#### Supplied material:
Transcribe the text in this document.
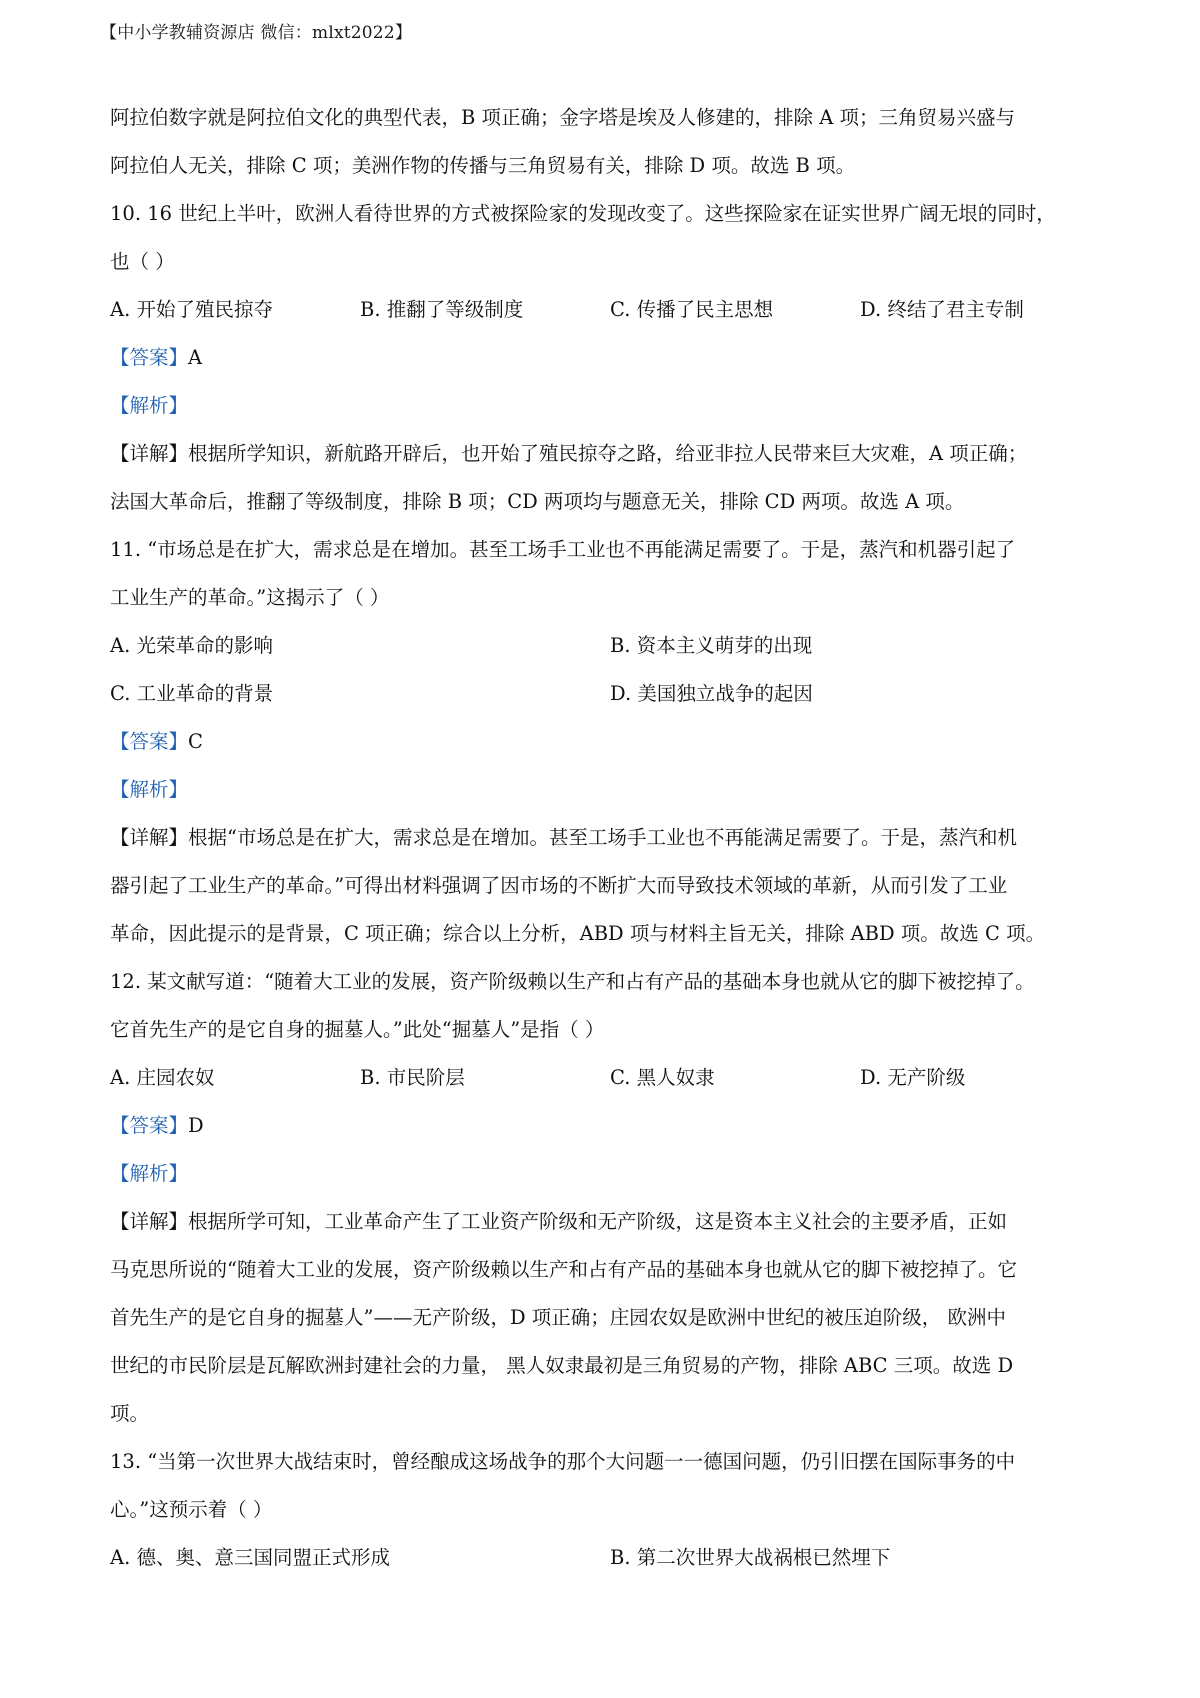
【中小学教辅资源店 微信：mlxt2022】
阿拉伯数字就是阿拉伯文化的典型代表，B 项正确；金字塔是埃及人修建的，排除 A 项；三角贸易兴盛与
阿拉伯人无关，排除 C 项；美洲作物的传播与三角贸易有关，排除 D 项。故选 B 项。
10. 16 世纪上半叶，欧洲人看待世界的方式被探险家的发现改变了。这些探险家在证实世界广阔无垠的同时，
也（ ）
A. 开始了殖民掠夺	B. 推翻了等级制度	C. 传播了民主思想	D. 终结了君主专制
【答案】A
【解析】
【详解】根据所学知识，新航路开辟后，也开始了殖民掠夺之路，给亚非拉人民带来巨大灾难，A 项正确；
法国大革命后，推翻了等级制度，排除 B 项；CD 两项均与题意无关，排除 CD 两项。故选 A 项。
11. “市场总是在扩大，需求总是在增加。甚至工场手工业也不再能满足需要了。于是，蒸汽和机器引起了
工业生产的革命。”这揭示了（ ）
A. 光荣革命的影响	B. 资本主义萌芽的出现
C. 工业革命的背景	D. 美国独立战争的起因
【答案】C
【解析】
【详解】根据“市场总是在扩大，需求总是在增加。甚至工场手工业也不再能满足需要了。于是，蒸汽和机
器引起了工业生产的革命。”可得出材料强调了因市场的不断扩大而导致技术领域的革新，从而引发了工业
革命，因此提示的是背景，C 项正确；综合以上分析，ABD 项与材料主旨无关，排除 ABD 项。故选 C 项。
12. 某文献写道：“随着大工业的发展，资产阶级赖以生产和占有产品的基础本身也就从它的脚下被挖掉了。
它首先生产的是它自身的掘墓人。”此处“掘墓人”是指（ ）
A. 庄园农奴	B. 市民阶层	C. 黑人奴隶	D. 无产阶级
【答案】D
【解析】
【详解】根据所学可知，工业革命产生了工业资产阶级和无产阶级，这是资本主义社会的主要矛盾，正如
马克思所说的“随着大工业的发展，资产阶级赖以生产和占有产品的基础本身也就从它的脚下被挖掉了。它
首先生产的是它自身的掘墓人”——无产阶级，D 项正确；庄园农奴是欧洲中世纪的被压迫阶级， 欧洲中
世纪的市民阶层是瓦解欧洲封建社会的力量， 黑人奴隶最初是三角贸易的产物，排除 ABC 三项。故选 D
项。
13. “当第一次世界大战结束时，曾经酿成这场战争的那个大问题一一德国问题，仍引旧摆在国际事务的中
心。”这预示着（ ）
A. 德、奥、意三国同盟正式形成	B. 第二次世界大战祸根已然埋下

#### Given request:
Transcribe the listing in full. Omit the pictures and keep every line exact.

#### Output of the task:
Transcribe the text in this document.
【中小学教辅资源店 微信：mlxt2022】
阿拉伯数字就是阿拉伯文化的典型代表，B 项正确；金字塔是埃及人修建的，排除 A 项；三角贸易兴盛与
阿拉伯人无关，排除 C 项；美洲作物的传播与三角贸易有关，排除 D 项。故选 B 项。
10. 16 世纪上半叶，欧洲人看待世界的方式被探险家的发现改变了。这些探险家在证实世界广阔无垠的同时，
也（ ）
A. 开始了殖民掠夺	B. 推翻了等级制度	C. 传播了民主思想	D. 终结了君主专制
【答案】A
【解析】
【详解】根据所学知识，新航路开辟后，也开始了殖民掠夺之路，给亚非拉人民带来巨大灾难，A 项正确；
法国大革命后，推翻了等级制度，排除 B 项；CD 两项均与题意无关，排除 CD 两项。故选 A 项。
11. “市场总是在扩大，需求总是在增加。甚至工场手工业也不再能满足需要了。于是，蒸汽和机器引起了
工业生产的革命。”这揭示了（ ）
A. 光荣革命的影响	B. 资本主义萌芽的出现
C. 工业革命的背景	D. 美国独立战争的起因
【答案】C
【解析】
【详解】根据“市场总是在扩大，需求总是在增加。甚至工场手工业也不再能满足需要了。于是，蒸汽和机
器引起了工业生产的革命。”可得出材料强调了因市场的不断扩大而导致技术领域的革新，从而引发了工业
革命，因此提示的是背景，C 项正确；综合以上分析，ABD 项与材料主旨无关，排除 ABD 项。故选 C 项。
12. 某文献写道：“随着大工业的发展，资产阶级赖以生产和占有产品的基础本身也就从它的脚下被挖掉了。
它首先生产的是它自身的掘墓人。”此处“掘墓人”是指（ ）
A. 庄园农奴	B. 市民阶层	C. 黑人奴隶	D. 无产阶级
【答案】D
【解析】
【详解】根据所学可知，工业革命产生了工业资产阶级和无产阶级，这是资本主义社会的主要矛盾，正如
马克思所说的“随着大工业的发展，资产阶级赖以生产和占有产品的基础本身也就从它的脚下被挖掉了。它
首先生产的是它自身的掘墓人”——无产阶级，D 项正确；庄园农奴是欧洲中世纪的被压迫阶级， 欧洲中
世纪的市民阶层是瓦解欧洲封建社会的力量， 黑人奴隶最初是三角贸易的产物，排除 ABC 三项。故选 D
项。
13. “当第一次世界大战结束时，曾经酿成这场战争的那个大问题一一德国问题，仍引旧摆在国际事务的中
心。”这预示着（ ）
A. 德、奥、意三国同盟正式形成	B. 第二次世界大战祸根已然埋下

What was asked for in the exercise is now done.